Data items:

**********

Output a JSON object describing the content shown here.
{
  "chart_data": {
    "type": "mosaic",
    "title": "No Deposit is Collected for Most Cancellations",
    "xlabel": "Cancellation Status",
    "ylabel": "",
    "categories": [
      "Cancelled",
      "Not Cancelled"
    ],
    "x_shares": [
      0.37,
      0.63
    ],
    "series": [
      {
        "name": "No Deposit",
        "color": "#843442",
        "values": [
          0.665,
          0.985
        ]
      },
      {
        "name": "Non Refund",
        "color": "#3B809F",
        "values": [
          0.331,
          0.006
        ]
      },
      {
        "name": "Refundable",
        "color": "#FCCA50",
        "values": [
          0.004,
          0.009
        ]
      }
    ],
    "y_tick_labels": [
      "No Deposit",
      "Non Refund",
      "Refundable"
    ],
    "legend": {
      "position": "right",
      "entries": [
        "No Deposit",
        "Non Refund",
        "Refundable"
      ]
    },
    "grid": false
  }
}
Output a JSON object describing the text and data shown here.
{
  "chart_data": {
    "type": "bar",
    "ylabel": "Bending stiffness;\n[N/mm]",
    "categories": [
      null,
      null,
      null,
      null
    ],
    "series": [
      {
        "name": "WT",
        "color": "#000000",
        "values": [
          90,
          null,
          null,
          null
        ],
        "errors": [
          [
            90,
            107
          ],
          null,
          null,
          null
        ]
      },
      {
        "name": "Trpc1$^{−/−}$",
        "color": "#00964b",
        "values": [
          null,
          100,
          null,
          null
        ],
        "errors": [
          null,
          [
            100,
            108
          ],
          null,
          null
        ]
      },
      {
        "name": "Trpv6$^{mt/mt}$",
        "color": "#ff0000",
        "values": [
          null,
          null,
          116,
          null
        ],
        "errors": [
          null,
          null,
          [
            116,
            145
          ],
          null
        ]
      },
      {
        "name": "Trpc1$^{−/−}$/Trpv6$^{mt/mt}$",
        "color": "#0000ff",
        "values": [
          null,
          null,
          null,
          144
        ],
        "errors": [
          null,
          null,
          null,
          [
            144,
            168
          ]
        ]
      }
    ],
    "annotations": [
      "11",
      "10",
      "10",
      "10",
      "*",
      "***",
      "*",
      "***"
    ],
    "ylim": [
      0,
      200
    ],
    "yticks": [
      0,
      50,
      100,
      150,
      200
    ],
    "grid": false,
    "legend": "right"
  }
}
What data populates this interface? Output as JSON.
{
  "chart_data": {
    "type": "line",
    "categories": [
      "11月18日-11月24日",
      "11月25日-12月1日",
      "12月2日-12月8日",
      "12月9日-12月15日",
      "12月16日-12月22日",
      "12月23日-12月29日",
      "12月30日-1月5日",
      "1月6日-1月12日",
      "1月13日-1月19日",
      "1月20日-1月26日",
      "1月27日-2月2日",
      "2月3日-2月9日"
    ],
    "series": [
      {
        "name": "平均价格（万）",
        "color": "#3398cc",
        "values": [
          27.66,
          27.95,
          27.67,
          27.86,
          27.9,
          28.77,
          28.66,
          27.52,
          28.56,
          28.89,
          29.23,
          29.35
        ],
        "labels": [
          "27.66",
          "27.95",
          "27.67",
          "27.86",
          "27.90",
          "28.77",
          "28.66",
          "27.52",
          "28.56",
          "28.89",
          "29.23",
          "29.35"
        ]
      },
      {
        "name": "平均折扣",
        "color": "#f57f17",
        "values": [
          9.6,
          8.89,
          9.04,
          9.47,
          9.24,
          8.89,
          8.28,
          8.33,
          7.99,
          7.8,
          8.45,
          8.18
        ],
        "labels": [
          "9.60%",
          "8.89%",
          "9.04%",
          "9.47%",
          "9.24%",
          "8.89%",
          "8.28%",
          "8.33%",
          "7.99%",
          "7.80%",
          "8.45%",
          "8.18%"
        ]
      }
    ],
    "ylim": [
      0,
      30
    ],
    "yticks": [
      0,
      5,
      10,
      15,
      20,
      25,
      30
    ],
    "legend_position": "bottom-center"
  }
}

**********

WHAT TO PRODUCE:
Extract the listing in its entirety, matching it exactly.

TASK ANSWER:
Output a JSON object describing the content shown here.
{
  "chart_data": {
    "type": "mosaic",
    "title": "No Deposit is Collected for Most Cancellations",
    "xlabel": "Cancellation Status",
    "ylabel": "",
    "categories": [
      "Cancelled",
      "Not Cancelled"
    ],
    "x_shares": [
      0.37,
      0.63
    ],
    "series": [
      {
        "name": "No Deposit",
        "color": "#843442",
        "values": [
          0.665,
          0.985
        ]
      },
      {
        "name": "Non Refund",
        "color": "#3B809F",
        "values": [
          0.331,
          0.006
        ]
      },
      {
        "name": "Refundable",
        "color": "#FCCA50",
        "values": [
          0.004,
          0.009
        ]
      }
    ],
    "y_tick_labels": [
      "No Deposit",
      "Non Refund",
      "Refundable"
    ],
    "legend": {
      "position": "right",
      "entries": [
        "No Deposit",
        "Non Refund",
        "Refundable"
      ]
    },
    "grid": false
  }
}
Output a JSON object describing the text and data shown here.
{
  "chart_data": {
    "type": "bar",
    "ylabel": "Bending stiffness;\n[N/mm]",
    "categories": [
      null,
      null,
      null,
      null
    ],
    "series": [
      {
        "name": "WT",
        "color": "#000000",
        "values": [
          90,
          null,
          null,
          null
        ],
        "errors": [
          [
            90,
            107
          ],
          null,
          null,
          null
        ]
      },
      {
        "name": "Trpc1$^{−/−}$",
        "color": "#00964b",
        "values": [
          null,
          100,
          null,
          null
        ],
        "errors": [
          null,
          [
            100,
            108
          ],
          null,
          null
        ]
      },
      {
        "name": "Trpv6$^{mt/mt}$",
        "color": "#ff0000",
        "values": [
          null,
          null,
          116,
          null
        ],
        "errors": [
          null,
          null,
          [
            116,
            145
          ],
          null
        ]
      },
      {
        "name": "Trpc1$^{−/−}$/Trpv6$^{mt/mt}$",
        "color": "#0000ff",
        "values": [
          null,
          null,
          null,
          144
        ],
        "errors": [
          null,
          null,
          null,
          [
            144,
            168
          ]
        ]
      }
    ],
    "annotations": [
      "11",
      "10",
      "10",
      "10",
      "*",
      "***",
      "*",
      "***"
    ],
    "ylim": [
      0,
      200
    ],
    "yticks": [
      0,
      50,
      100,
      150,
      200
    ],
    "grid": false,
    "legend": "right"
  }
}
What data populates this interface? Output as JSON.
{
  "chart_data": {
    "type": "line",
    "categories": [
      "11月18日-11月24日",
      "11月25日-12月1日",
      "12月2日-12月8日",
      "12月9日-12月15日",
      "12月16日-12月22日",
      "12月23日-12月29日",
      "12月30日-1月5日",
      "1月6日-1月12日",
      "1月13日-1月19日",
      "1月20日-1月26日",
      "1月27日-2月2日",
      "2月3日-2月9日"
    ],
    "series": [
      {
        "name": "平均价格（万）",
        "color": "#3398cc",
        "values": [
          27.66,
          27.95,
          27.67,
          27.86,
          27.9,
          28.77,
          28.66,
          27.52,
          28.56,
          28.89,
          29.23,
          29.35
        ],
        "labels": [
          "27.66",
          "27.95",
          "27.67",
          "27.86",
          "27.90",
          "28.77",
          "28.66",
          "27.52",
          "28.56",
          "28.89",
          "29.23",
          "29.35"
        ]
      },
      {
        "name": "平均折扣",
        "color": "#f57f17",
        "values": [
          9.6,
          8.89,
          9.04,
          9.47,
          9.24,
          8.89,
          8.28,
          8.33,
          7.99,
          7.8,
          8.45,
          8.18
        ],
        "labels": [
          "9.60%",
          "8.89%",
          "9.04%",
          "9.47%",
          "9.24%",
          "8.89%",
          "8.28%",
          "8.33%",
          "7.99%",
          "7.80%",
          "8.45%",
          "8.18%"
        ]
      }
    ],
    "ylim": [
      0,
      30
    ],
    "yticks": [
      0,
      5,
      10,
      15,
      20,
      25,
      30
    ],
    "legend_position": "bottom-center"
  }
}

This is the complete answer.